**SUPPLIED ENTRIES**.
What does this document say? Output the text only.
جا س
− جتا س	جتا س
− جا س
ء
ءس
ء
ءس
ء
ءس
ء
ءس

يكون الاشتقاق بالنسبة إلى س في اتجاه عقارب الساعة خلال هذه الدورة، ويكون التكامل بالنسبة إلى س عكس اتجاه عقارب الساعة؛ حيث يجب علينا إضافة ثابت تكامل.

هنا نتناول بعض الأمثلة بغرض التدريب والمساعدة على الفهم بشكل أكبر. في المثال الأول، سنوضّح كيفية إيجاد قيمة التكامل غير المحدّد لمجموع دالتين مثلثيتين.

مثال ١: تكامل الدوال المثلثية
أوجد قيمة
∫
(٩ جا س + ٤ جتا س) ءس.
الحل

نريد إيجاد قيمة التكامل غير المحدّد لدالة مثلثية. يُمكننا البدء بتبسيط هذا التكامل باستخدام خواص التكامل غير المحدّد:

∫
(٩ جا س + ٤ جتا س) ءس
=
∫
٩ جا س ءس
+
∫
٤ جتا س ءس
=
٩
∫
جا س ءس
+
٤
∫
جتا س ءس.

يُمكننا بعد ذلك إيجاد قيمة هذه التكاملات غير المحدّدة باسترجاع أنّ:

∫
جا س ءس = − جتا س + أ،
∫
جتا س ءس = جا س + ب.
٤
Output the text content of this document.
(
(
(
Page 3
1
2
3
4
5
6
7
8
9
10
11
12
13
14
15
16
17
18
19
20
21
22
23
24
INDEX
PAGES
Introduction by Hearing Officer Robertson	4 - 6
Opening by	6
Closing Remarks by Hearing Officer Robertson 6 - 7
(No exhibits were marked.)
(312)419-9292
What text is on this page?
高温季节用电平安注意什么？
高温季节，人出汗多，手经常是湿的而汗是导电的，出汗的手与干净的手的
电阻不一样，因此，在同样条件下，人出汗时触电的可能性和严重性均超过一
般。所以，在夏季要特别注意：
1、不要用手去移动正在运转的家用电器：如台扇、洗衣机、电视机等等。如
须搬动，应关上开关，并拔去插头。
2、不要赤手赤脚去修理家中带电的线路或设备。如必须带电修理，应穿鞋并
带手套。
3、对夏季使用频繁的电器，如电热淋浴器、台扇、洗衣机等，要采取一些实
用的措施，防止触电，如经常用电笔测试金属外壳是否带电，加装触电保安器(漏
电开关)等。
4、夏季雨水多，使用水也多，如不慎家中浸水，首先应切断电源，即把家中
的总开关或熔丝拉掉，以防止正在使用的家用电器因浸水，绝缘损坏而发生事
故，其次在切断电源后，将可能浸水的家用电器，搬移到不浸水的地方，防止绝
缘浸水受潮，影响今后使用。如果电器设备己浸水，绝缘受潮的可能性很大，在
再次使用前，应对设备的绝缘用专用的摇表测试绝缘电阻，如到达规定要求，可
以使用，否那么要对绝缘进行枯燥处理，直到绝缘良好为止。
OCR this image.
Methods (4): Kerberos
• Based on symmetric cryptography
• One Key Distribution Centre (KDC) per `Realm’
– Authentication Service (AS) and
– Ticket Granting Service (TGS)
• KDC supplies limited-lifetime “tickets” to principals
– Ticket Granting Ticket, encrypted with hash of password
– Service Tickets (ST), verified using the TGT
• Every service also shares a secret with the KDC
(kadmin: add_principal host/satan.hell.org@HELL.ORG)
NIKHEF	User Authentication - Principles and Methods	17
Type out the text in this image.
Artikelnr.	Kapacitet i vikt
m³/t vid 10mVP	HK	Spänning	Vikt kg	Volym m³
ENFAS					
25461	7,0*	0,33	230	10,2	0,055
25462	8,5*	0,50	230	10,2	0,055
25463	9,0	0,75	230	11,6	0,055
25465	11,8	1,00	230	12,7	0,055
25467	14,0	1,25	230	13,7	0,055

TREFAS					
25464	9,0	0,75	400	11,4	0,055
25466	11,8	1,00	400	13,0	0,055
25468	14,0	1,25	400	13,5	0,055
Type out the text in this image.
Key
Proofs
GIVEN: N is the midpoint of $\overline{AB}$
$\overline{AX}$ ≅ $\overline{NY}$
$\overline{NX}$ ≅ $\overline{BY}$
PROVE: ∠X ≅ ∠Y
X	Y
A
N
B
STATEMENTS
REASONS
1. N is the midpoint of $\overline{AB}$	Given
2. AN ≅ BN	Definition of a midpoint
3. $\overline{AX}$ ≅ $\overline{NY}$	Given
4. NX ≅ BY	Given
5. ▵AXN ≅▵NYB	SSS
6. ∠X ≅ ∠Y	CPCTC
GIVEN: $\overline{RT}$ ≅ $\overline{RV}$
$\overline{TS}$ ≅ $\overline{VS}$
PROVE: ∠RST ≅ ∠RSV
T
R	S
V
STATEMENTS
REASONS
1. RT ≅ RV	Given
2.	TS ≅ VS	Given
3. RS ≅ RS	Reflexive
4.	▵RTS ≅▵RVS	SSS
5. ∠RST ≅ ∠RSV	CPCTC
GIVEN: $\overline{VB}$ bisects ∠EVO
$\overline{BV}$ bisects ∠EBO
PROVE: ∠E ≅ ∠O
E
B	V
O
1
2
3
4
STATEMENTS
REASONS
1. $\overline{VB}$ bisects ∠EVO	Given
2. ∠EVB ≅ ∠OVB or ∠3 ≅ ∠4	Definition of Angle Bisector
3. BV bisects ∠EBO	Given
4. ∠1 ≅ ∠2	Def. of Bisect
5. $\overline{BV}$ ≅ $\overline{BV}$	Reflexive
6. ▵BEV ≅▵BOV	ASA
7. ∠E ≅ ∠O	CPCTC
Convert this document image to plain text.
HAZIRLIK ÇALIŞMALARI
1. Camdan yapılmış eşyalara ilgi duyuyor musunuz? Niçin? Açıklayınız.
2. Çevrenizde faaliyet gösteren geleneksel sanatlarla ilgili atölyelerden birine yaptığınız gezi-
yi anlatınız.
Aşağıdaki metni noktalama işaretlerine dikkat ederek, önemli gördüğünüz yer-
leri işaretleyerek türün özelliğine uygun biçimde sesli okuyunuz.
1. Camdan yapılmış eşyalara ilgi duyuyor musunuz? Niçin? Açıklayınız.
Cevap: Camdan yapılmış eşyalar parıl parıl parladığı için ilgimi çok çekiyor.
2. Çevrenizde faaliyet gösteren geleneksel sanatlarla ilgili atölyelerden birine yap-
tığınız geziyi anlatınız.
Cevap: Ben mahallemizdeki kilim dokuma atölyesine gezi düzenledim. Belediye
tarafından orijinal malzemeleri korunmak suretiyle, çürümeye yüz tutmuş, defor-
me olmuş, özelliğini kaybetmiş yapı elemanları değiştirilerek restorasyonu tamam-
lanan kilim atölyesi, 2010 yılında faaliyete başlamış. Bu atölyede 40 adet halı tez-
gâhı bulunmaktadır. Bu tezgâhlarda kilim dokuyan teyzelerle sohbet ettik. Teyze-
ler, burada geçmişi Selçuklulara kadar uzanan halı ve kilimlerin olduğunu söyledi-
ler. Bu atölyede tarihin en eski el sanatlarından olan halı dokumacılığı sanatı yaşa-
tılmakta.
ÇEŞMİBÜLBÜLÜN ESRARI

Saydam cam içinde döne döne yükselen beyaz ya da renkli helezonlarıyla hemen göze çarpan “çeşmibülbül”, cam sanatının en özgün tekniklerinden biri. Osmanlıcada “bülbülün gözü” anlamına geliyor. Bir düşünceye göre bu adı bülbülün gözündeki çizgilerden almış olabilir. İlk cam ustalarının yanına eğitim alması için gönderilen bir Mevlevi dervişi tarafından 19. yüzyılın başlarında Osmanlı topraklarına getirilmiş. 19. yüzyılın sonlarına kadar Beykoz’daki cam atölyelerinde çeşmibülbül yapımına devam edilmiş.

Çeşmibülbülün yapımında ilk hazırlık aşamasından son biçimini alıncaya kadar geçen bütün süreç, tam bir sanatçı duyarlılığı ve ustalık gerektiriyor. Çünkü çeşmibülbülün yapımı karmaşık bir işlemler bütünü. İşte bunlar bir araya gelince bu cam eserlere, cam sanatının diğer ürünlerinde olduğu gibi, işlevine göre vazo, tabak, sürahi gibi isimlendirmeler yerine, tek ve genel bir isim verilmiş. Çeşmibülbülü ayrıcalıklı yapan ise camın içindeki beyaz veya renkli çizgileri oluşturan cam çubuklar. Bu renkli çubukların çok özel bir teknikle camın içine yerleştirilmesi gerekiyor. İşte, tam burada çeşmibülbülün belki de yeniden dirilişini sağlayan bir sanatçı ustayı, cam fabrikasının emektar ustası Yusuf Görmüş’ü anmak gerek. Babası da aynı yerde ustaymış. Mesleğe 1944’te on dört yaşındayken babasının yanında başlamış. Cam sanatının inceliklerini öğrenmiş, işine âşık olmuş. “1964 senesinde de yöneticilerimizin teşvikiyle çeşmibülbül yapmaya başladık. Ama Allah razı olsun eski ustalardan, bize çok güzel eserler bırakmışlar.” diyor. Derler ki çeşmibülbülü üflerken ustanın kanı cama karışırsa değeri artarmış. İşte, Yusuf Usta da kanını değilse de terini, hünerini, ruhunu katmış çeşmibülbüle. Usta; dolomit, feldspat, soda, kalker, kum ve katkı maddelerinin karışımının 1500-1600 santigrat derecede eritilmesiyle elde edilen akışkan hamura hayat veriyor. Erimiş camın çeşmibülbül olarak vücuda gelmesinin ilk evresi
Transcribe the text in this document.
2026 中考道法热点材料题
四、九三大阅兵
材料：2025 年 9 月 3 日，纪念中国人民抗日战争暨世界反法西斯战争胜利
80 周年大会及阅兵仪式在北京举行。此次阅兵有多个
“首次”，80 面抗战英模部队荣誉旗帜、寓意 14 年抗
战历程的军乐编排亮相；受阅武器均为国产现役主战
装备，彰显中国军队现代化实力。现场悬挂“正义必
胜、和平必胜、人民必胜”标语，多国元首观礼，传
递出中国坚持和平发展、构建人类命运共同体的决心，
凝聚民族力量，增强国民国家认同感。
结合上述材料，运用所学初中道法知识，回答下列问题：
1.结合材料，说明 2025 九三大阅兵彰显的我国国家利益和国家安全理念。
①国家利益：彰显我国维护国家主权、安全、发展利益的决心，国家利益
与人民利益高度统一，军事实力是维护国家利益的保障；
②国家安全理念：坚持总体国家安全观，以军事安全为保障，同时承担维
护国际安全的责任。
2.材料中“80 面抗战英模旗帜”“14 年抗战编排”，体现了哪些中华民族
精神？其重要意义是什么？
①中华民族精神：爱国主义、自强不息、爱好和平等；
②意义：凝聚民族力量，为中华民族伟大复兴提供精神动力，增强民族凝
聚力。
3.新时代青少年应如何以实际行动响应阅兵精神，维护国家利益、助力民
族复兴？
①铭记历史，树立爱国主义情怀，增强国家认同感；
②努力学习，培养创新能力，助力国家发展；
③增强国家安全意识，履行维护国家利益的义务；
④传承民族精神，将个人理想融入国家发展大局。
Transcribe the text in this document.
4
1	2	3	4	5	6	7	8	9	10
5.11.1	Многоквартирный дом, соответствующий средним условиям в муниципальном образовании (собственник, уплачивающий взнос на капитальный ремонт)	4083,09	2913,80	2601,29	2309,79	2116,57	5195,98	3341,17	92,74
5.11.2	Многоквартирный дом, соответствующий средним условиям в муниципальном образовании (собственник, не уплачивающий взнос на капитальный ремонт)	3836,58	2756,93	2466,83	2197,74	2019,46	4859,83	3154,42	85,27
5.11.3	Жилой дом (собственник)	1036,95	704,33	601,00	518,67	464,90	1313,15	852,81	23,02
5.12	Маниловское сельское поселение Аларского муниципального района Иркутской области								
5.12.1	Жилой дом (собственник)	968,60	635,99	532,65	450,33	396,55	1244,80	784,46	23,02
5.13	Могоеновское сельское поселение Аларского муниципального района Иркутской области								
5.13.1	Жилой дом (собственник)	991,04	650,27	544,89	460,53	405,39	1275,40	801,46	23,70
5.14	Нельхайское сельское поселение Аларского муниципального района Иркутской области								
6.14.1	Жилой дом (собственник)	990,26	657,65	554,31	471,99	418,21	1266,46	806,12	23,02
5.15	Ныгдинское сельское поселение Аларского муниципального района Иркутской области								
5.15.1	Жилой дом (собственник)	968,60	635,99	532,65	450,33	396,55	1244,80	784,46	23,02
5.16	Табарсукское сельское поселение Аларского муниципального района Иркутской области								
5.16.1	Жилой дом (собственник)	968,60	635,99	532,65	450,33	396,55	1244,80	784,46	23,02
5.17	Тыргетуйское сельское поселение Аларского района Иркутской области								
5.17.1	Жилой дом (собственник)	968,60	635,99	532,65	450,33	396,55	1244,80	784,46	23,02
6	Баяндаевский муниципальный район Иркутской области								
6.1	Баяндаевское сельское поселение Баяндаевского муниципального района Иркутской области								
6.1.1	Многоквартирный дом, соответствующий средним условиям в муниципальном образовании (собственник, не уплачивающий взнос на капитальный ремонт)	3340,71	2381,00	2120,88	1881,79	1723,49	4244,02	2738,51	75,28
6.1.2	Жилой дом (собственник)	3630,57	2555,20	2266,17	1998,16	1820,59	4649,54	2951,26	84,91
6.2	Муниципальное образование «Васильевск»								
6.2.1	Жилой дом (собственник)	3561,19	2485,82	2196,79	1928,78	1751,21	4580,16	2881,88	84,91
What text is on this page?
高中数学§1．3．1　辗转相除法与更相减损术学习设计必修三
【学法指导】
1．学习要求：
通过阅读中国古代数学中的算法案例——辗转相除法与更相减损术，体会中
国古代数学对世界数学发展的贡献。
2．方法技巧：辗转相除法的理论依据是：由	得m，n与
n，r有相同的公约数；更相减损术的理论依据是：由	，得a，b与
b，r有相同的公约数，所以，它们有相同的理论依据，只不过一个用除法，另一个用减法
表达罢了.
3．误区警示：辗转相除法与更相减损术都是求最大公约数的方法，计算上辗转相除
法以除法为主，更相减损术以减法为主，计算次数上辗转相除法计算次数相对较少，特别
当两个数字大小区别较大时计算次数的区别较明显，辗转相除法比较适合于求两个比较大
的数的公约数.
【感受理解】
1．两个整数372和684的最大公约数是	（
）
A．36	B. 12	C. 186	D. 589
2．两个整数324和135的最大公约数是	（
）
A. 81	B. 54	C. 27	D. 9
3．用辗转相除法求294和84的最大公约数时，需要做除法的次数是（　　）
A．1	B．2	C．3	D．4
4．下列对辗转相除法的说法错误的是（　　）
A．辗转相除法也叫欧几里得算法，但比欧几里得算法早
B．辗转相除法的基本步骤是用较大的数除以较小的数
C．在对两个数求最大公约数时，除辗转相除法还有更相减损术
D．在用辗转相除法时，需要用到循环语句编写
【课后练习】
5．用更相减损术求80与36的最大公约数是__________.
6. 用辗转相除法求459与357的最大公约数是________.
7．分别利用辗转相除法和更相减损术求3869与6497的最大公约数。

**GIVEN INSTRUCTION**.
Copy all lines from the entries that contain the word "Definition".

**RESULT FOR THIS TASK**.
2. AN ≅ BN	Definition of a midpoint
2. ∠EVB ≅ ∠OVB or ∠3 ≅ ∠4	Definition of Angle Bisector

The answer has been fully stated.